--- Start Supplied entries ---
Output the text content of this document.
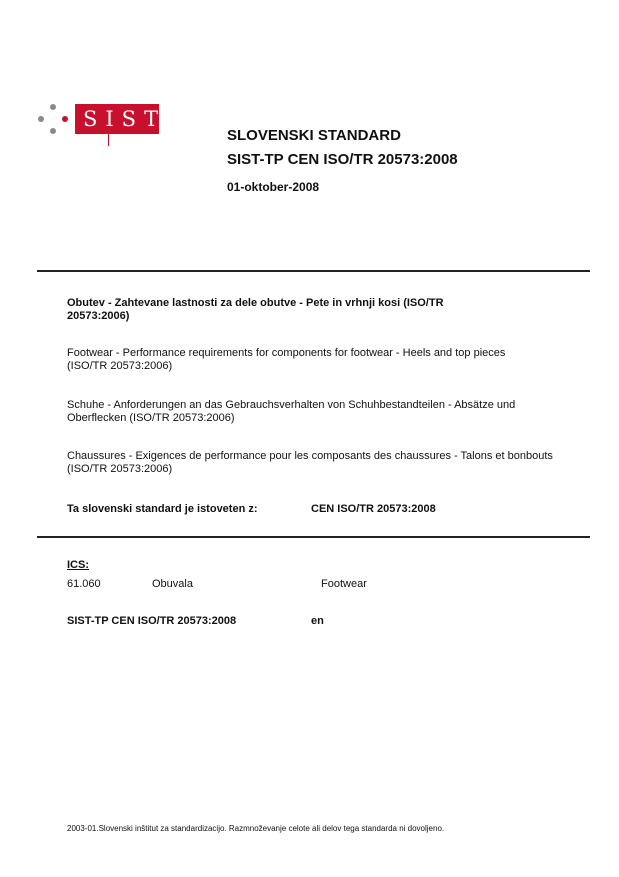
SIST
SLOVENSKI STANDARD
SIST-TP CEN ISO/TR 20573:2008
01-oktober-2008
Obutev - Zahtevane lastnosti za dele obutve - Pete in vrhnji kosi (ISO/TR 20573:2006)
Footwear - Performance requirements for components for footwear - Heels and top pieces (ISO/TR 20573:2006)
Schuhe - Anforderungen an das Gebrauchsverhalten von Schuhbestandteilen - Absätze und Oberflecken (ISO/TR 20573:2006)
Chaussures - Exigences de performance pour les composants des chaussures - Talons et bonbouts (ISO/TR 20573:2006)
Ta slovenski standard je istoveten z:	CEN ISO/TR 20573:2008
ICS:
61.060	Obuvala	Footwear
SIST-TP CEN ISO/TR 20573:2008	en
2003-01.Slovenski inštitut za standardizacijo. Razmnoževanje celote ali delov tega standarda ni dovoljeno.
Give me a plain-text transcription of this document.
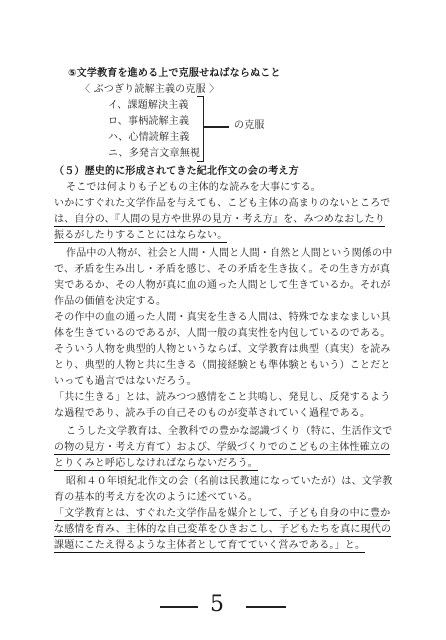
⑤文学教育を進める上で克服せねばならぬこと
〈 ぶつぎり読解主義の克服 〉
イ、課題解決主義
ロ、事柄読解主義
ハ、心情読解主義
ニ、多発言文章無視
の克服
（５）歴史的に形成されてきた紀北作文の会の考え方
そこでは何よりも子どもの主体的な読みを大事にする。
いかにすぐれた文学作品を与えても、こども主体の高まりのないところで
は、自分の、『人間の見方や世界の見方・考え方』を、みつめなおしたり
振るがしたりすることにはならない。
作品中の人物が、社会と人間・人間と人間・自然と人間という関係の中
で、矛盾を生み出し・矛盾を感じ、その矛盾を生き抜く。その生き方が真
実であるか、その人物が真に血の通った人間として生きているか。それが
作品の価値を決定する。
その作中の血の通った人間・真実を生きる人間は、特殊でなまなましい具
体を生きているのであるが、人間一般の真実性を内包しているのである。
そういう人物を典型的人物というならば、文学教育は典型（真実）を読み
とり、典型的人物と共に生きる（間接経験とも準体験ともいう）ことだと
いっても過言ではないだろう。
「共に生きる」とは、読みつつ感情をこと共鳴し、発見し、反発するよう
な過程であり、読み手の自己そのものが変革されていく過程である。
こうした文学教育は、全教科での豊かな認識づくり（特に、生活作文で
の物の見方・考え方育て）および、学級づくりでのこどもの主体性確立の
とりくみと呼応しなければならないだろう。
昭和４０年頃紀北作文の会（名前は民教連になっていたが）は、文学教
育の基本的考え方を次のように述べている。
「文学教育とは、すぐれた文学作品を媒介として、子ども自身の中に豊か
な感情を育み、主体的な自己変革をひきおこし、子どもたちを真に現代の
課題にこたえ得るような主体者として育てていく営みである。」と。
5
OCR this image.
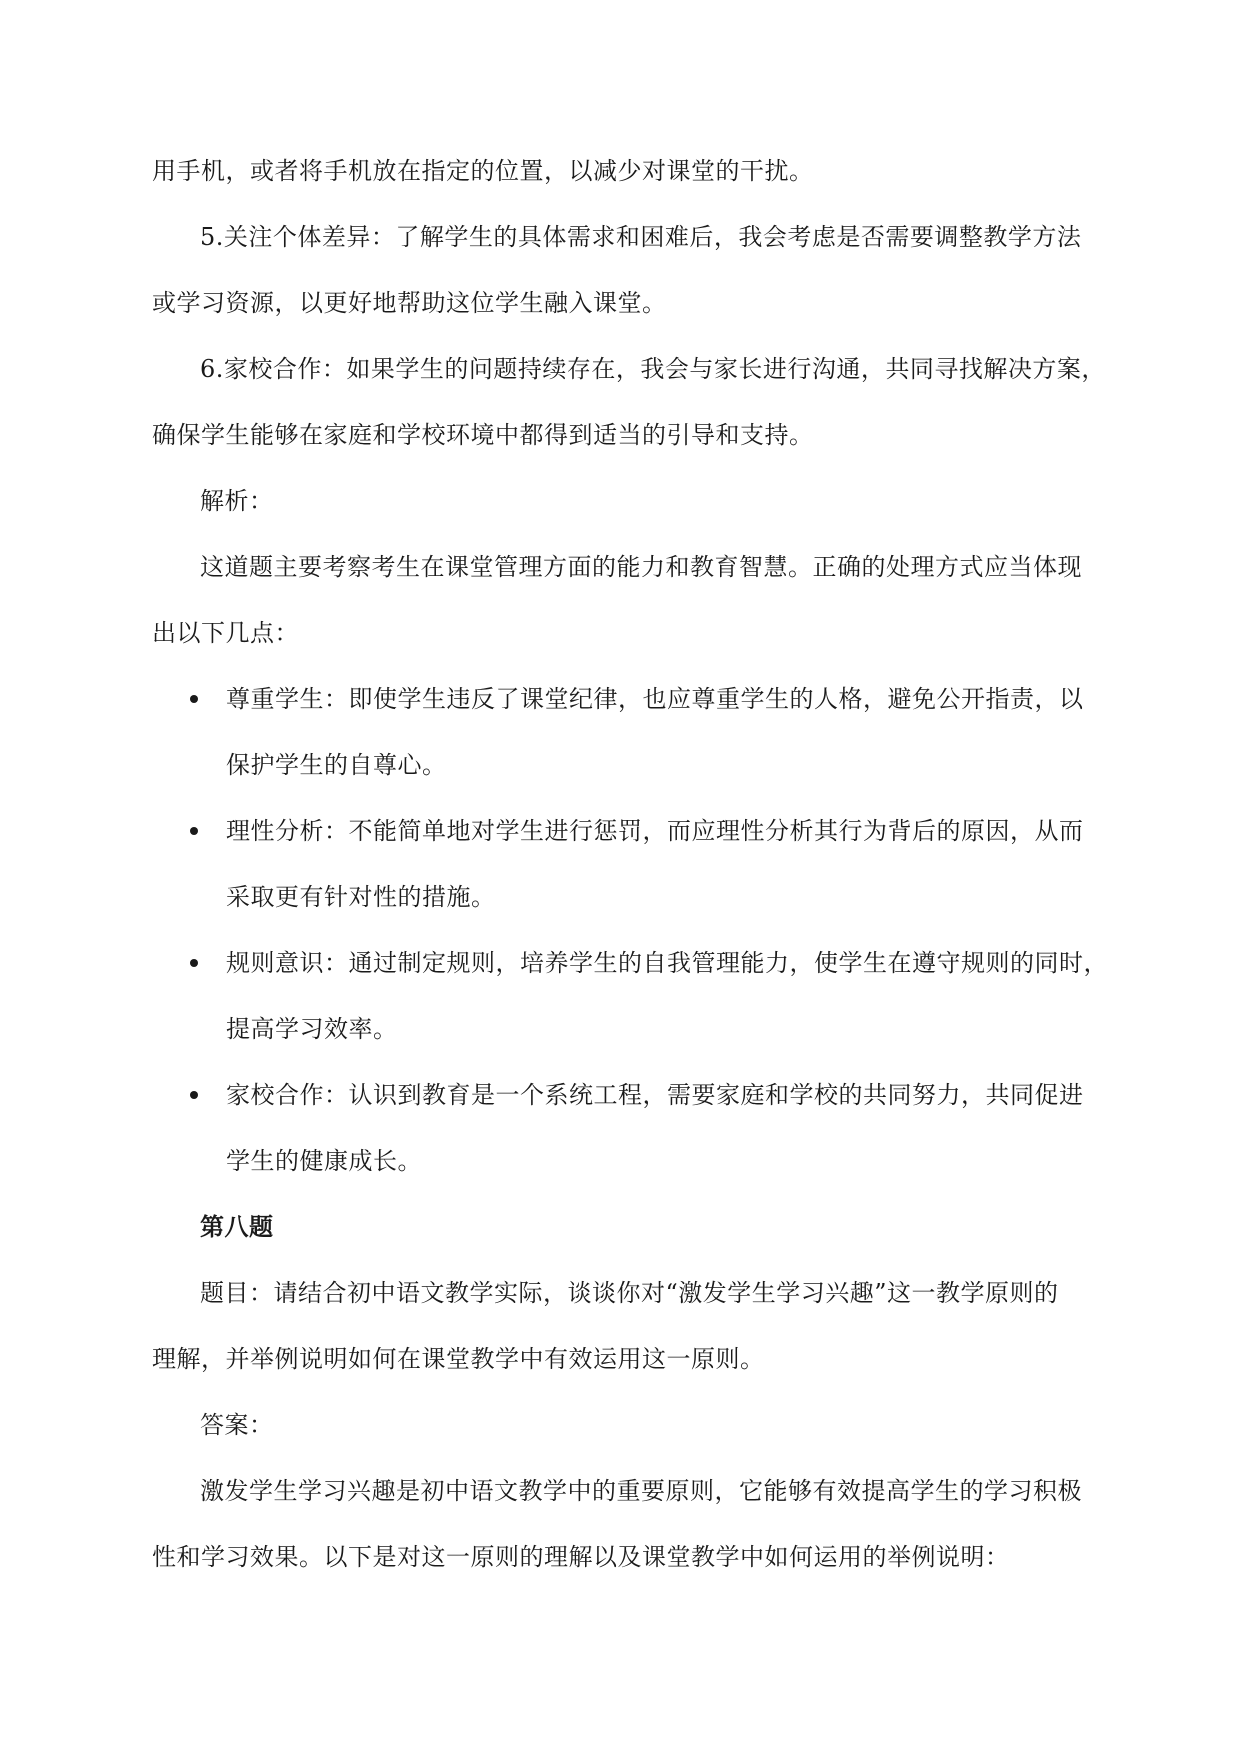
用手机，或者将手机放在指定的位置，以减少对课堂的干扰。
5.关注个体差异：了解学生的具体需求和困难后，我会考虑是否需要调整教学方法
或学习资源，以更好地帮助这位学生融入课堂。
6.家校合作：如果学生的问题持续存在，我会与家长进行沟通，共同寻找解决方案，
确保学生能够在家庭和学校环境中都得到适当的引导和支持。
解析：
这道题主要考察考生在课堂管理方面的能力和教育智慧。正确的处理方式应当体现
出以下几点：
尊重学生：即使学生违反了课堂纪律，也应尊重学生的人格，避免公开指责，以
保护学生的自尊心。
理性分析：不能简单地对学生进行惩罚，而应理性分析其行为背后的原因，从而
采取更有针对性的措施。
规则意识：通过制定规则，培养学生的自我管理能力，使学生在遵守规则的同时，
提高学习效率。
家校合作：认识到教育是一个系统工程，需要家庭和学校的共同努力，共同促进
学生的健康成长。
第八题
题目：请结合初中语文教学实际，谈谈你对“激发学生学习兴趣”这一教学原则的
理解，并举例说明如何在课堂教学中有效运用这一原则。
答案：
激发学生学习兴趣是初中语文教学中的重要原则，它能够有效提高学生的学习积极
性和学习效果。以下是对这一原则的理解以及课堂教学中如何运用的举例说明：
--- End Supplied entries ---
Copy each line of the entries that includes the word "this".

Output the text content of this document.
Give me a plain-text transcription of this document.
OCR this image.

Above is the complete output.